-- begin DATA TO PROCESS --

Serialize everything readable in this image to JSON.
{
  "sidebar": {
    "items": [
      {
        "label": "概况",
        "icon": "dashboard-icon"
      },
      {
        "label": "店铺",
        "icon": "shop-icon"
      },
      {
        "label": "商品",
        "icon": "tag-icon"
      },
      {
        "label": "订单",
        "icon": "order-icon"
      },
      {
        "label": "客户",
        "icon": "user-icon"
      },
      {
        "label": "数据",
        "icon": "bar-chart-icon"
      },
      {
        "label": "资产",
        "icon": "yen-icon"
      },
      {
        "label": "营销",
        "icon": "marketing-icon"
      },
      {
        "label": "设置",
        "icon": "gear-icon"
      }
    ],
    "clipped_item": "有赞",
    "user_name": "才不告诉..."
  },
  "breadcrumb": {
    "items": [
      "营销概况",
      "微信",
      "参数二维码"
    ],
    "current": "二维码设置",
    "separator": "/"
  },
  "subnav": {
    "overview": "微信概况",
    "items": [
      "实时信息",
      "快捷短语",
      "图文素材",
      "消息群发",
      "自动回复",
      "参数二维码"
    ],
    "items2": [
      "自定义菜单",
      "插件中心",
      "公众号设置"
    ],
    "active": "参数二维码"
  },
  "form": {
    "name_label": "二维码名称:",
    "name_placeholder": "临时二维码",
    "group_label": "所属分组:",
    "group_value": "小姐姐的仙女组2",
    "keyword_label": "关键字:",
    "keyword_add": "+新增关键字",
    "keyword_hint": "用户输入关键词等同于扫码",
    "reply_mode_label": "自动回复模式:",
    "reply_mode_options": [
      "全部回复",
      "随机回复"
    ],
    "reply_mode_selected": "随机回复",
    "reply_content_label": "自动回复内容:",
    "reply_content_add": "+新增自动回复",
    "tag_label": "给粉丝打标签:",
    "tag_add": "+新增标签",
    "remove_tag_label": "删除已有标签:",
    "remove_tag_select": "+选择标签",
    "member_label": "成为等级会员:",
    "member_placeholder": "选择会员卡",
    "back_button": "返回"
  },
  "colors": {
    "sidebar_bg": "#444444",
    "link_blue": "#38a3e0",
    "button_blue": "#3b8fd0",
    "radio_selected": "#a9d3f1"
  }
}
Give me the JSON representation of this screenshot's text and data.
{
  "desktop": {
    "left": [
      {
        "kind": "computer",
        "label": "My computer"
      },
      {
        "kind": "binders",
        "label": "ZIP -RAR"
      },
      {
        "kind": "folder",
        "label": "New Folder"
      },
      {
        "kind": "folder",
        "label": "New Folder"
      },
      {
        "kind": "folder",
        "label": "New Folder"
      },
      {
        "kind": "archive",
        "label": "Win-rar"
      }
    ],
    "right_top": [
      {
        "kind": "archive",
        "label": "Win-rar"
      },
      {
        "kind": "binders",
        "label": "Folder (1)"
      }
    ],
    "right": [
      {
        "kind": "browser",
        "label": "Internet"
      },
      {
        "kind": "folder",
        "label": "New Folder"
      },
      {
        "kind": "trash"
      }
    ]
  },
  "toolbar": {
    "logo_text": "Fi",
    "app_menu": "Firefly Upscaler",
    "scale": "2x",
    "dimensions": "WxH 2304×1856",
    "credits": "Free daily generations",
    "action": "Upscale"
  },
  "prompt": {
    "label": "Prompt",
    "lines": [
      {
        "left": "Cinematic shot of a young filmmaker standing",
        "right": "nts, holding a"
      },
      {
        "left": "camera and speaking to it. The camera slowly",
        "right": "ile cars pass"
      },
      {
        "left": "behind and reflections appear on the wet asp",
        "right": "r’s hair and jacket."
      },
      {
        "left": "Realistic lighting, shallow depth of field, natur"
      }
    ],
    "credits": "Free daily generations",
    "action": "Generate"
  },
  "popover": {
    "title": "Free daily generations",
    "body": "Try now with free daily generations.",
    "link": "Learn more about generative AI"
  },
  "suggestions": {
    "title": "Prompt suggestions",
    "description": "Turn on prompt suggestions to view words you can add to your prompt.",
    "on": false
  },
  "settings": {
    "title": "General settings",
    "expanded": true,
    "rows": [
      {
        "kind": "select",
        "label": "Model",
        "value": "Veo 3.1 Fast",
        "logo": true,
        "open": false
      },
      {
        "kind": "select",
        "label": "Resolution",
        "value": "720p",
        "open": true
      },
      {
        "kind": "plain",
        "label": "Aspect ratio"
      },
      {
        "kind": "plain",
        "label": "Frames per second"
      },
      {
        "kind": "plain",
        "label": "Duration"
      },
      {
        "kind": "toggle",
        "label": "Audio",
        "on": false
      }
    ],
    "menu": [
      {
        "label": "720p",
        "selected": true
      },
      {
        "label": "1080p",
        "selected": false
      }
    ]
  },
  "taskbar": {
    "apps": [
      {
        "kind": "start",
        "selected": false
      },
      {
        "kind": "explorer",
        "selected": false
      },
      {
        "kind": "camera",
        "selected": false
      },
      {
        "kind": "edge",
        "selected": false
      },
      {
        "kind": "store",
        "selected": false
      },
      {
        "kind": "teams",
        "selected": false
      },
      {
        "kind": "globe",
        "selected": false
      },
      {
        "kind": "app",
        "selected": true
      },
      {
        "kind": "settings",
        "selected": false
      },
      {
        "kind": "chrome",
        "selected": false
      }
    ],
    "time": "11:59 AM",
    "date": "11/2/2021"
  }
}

-- end DATA TO PROCESS --

▸ EXERCISE INSTRUCTIONS
Reproduce each record exactly as it appears.

▸ RESPONSE TO THIS EXERCISE
Serialize everything readable in this image to JSON.
{
  "sidebar": {
    "items": [
      {
        "label": "概况",
        "icon": "dashboard-icon"
      },
      {
        "label": "店铺",
        "icon": "shop-icon"
      },
      {
        "label": "商品",
        "icon": "tag-icon"
      },
      {
        "label": "订单",
        "icon": "order-icon"
      },
      {
        "label": "客户",
        "icon": "user-icon"
      },
      {
        "label": "数据",
        "icon": "bar-chart-icon"
      },
      {
        "label": "资产",
        "icon": "yen-icon"
      },
      {
        "label": "营销",
        "icon": "marketing-icon"
      },
      {
        "label": "设置",
        "icon": "gear-icon"
      }
    ],
    "clipped_item": "有赞",
    "user_name": "才不告诉..."
  },
  "breadcrumb": {
    "items": [
      "营销概况",
      "微信",
      "参数二维码"
    ],
    "current": "二维码设置",
    "separator": "/"
  },
  "subnav": {
    "overview": "微信概况",
    "items": [
      "实时信息",
      "快捷短语",
      "图文素材",
      "消息群发",
      "自动回复",
      "参数二维码"
    ],
    "items2": [
      "自定义菜单",
      "插件中心",
      "公众号设置"
    ],
    "active": "参数二维码"
  },
  "form": {
    "name_label": "二维码名称:",
    "name_placeholder": "临时二维码",
    "group_label": "所属分组:",
    "group_value": "小姐姐的仙女组2",
    "keyword_label": "关键字:",
    "keyword_add": "+新增关键字",
    "keyword_hint": "用户输入关键词等同于扫码",
    "reply_mode_label": "自动回复模式:",
    "reply_mode_options": [
      "全部回复",
      "随机回复"
    ],
    "reply_mode_selected": "随机回复",
    "reply_content_label": "自动回复内容:",
    "reply_content_add": "+新增自动回复",
    "tag_label": "给粉丝打标签:",
    "tag_add": "+新增标签",
    "remove_tag_label": "删除已有标签:",
    "remove_tag_select": "+选择标签",
    "member_label": "成为等级会员:",
    "member_placeholder": "选择会员卡",
    "back_button": "返回"
  },
  "colors": {
    "sidebar_bg": "#444444",
    "link_blue": "#38a3e0",
    "button_blue": "#3b8fd0",
    "radio_selected": "#a9d3f1"
  }
}
Give me the JSON representation of this screenshot's text and data.
{
  "desktop": {
    "left": [
      {
        "kind": "computer",
        "label": "My computer"
      },
      {
        "kind": "binders",
        "label": "ZIP -RAR"
      },
      {
        "kind": "folder",
        "label": "New Folder"
      },
      {
        "kind": "folder",
        "label": "New Folder"
      },
      {
        "kind": "folder",
        "label": "New Folder"
      },
      {
        "kind": "archive",
        "label": "Win-rar"
      }
    ],
    "right_top": [
      {
        "kind": "archive",
        "label": "Win-rar"
      },
      {
        "kind": "binders",
        "label": "Folder (1)"
      }
    ],
    "right": [
      {
        "kind": "browser",
        "label": "Internet"
      },
      {
        "kind": "folder",
        "label": "New Folder"
      },
      {
        "kind": "trash"
      }
    ]
  },
  "toolbar": {
    "logo_text": "Fi",
    "app_menu": "Firefly Upscaler",
    "scale": "2x",
    "dimensions": "WxH 2304×1856",
    "credits": "Free daily generations",
    "action": "Upscale"
  },
  "prompt": {
    "label": "Prompt",
    "lines": [
      {
        "left": "Cinematic shot of a young filmmaker standing",
        "right": "nts, holding a"
      },
      {
        "left": "camera and speaking to it. The camera slowly",
        "right": "ile cars pass"
      },
      {
        "left": "behind and reflections appear on the wet asp",
        "right": "r’s hair and jacket."
      },
      {
        "left": "Realistic lighting, shallow depth of field, natur"
      }
    ],
    "credits": "Free daily generations",
    "action": "Generate"
  },
  "popover": {
    "title": "Free daily generations",
    "body": "Try now with free daily generations.",
    "link": "Learn more about generative AI"
  },
  "suggestions": {
    "title": "Prompt suggestions",
    "description": "Turn on prompt suggestions to view words you can add to your prompt.",
    "on": false
  },
  "settings": {
    "title": "General settings",
    "expanded": true,
    "rows": [
      {
        "kind": "select",
        "label": "Model",
        "value": "Veo 3.1 Fast",
        "logo": true,
        "open": false
      },
      {
        "kind": "select",
        "label": "Resolution",
        "value": "720p",
        "open": true
      },
      {
        "kind": "plain",
        "label": "Aspect ratio"
      },
      {
        "kind": "plain",
        "label": "Frames per second"
      },
      {
        "kind": "plain",
        "label": "Duration"
      },
      {
        "kind": "toggle",
        "label": "Audio",
        "on": false
      }
    ],
    "menu": [
      {
        "label": "720p",
        "selected": true
      },
      {
        "label": "1080p",
        "selected": false
      }
    ]
  },
  "taskbar": {
    "apps": [
      {
        "kind": "start",
        "selected": false
      },
      {
        "kind": "explorer",
        "selected": false
      },
      {
        "kind": "camera",
        "selected": false
      },
      {
        "kind": "edge",
        "selected": false
      },
      {
        "kind": "store",
        "selected": false
      },
      {
        "kind": "teams",
        "selected": false
      },
      {
        "kind": "globe",
        "selected": false
      },
      {
        "kind": "app",
        "selected": true
      },
      {
        "kind": "settings",
        "selected": false
      },
      {
        "kind": "chrome",
        "selected": false
      }
    ],
    "time": "11:59 AM",
    "date": "11/2/2021"
  }
}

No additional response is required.